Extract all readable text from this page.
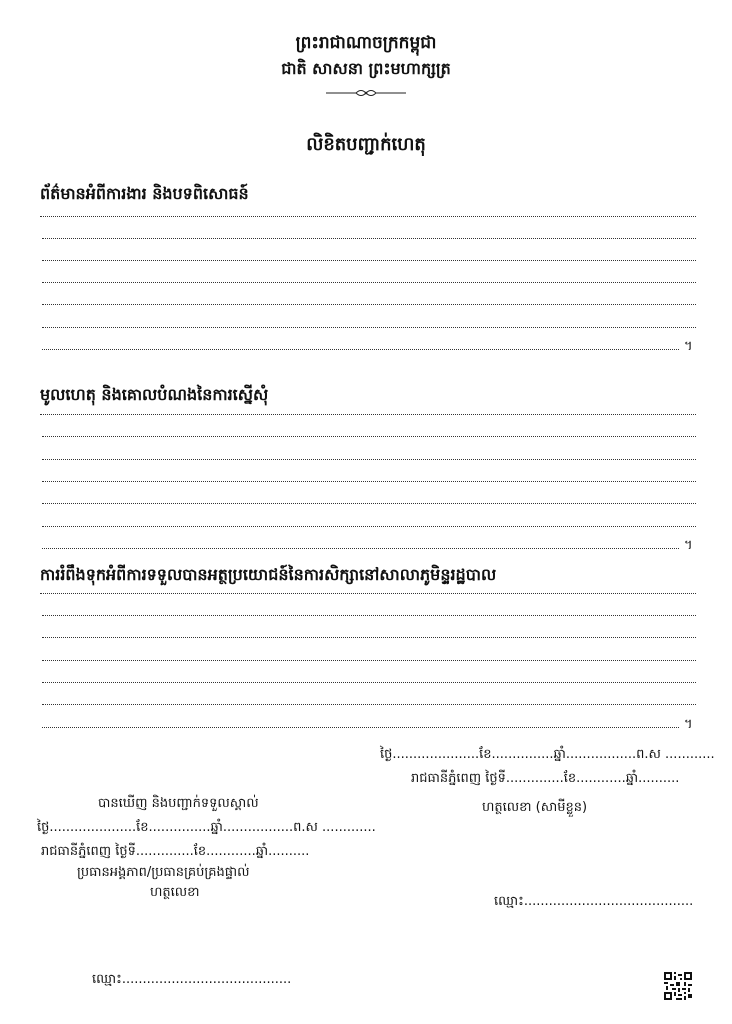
ព្រះរាជាណាចក្រកម្ពុជា
ជាតិ សាសនា ព្រះមហាក្សត្រ
លិខិតបញ្ជាក់ហេតុ
ព័ត៌មានអំពីការងារ និងបទពិសោធន៍
។
មូលហេតុ និងគោលបំណងនៃការស្នើសុំ
។
ការរំពឹងទុកអំពីការទទួលបានអត្ថប្រយោជន៍នៃការសិក្សានៅសាលាភូមិន្ទរដ្ឋបាល
។
ថ្ងៃ.....................ខែ...............ឆ្នាំ.................ព.ស ............
រាជធានីភ្នំពេញ ថ្ងៃទី..............ខែ............ឆ្នាំ..........
ហត្ថលេខា (សាមីខ្លួន)
ឈ្មោះ.........................................
បានឃើញ និងបញ្ជាក់ទទួលស្គាល់
ថ្ងៃ.....................ខែ...............ឆ្នាំ.................ព.ស .............
រាជធានីភ្នំពេញ ថ្ងៃទី..............ខែ............ឆ្នាំ..........
ប្រធានអង្គភាព/ប្រធានគ្រប់គ្រងផ្ទាល់
ហត្ថលេខា
ឈ្មោះ.........................................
****************
§ Task goal: Exactly reproduce the entries above, minus the pictures.

§ Complete response:
Extract all readable text from this page.
ព្រះរាជាណាចក្រកម្ពុជា
ជាតិ សាសនា ព្រះមហាក្សត្រ
លិខិតបញ្ជាក់ហេតុ
ព័ត៌មានអំពីការងារ និងបទពិសោធន៍
។
មូលហេតុ និងគោលបំណងនៃការស្នើសុំ
។
ការរំពឹងទុកអំពីការទទួលបានអត្ថប្រយោជន៍នៃការសិក្សានៅសាលាភូមិន្ទរដ្ឋបាល
។
ថ្ងៃ.....................ខែ...............ឆ្នាំ.................ព.ស ............
រាជធានីភ្នំពេញ ថ្ងៃទី..............ខែ............ឆ្នាំ..........
ហត្ថលេខា (សាមីខ្លួន)
ឈ្មោះ.........................................
បានឃើញ និងបញ្ជាក់ទទួលស្គាល់
ថ្ងៃ.....................ខែ...............ឆ្នាំ.................ព.ស .............
រាជធានីភ្នំពេញ ថ្ងៃទី..............ខែ............ឆ្នាំ..........
ប្រធានអង្គភាព/ប្រធានគ្រប់គ្រងផ្ទាល់
ហត្ថលេខា
ឈ្មោះ.........................................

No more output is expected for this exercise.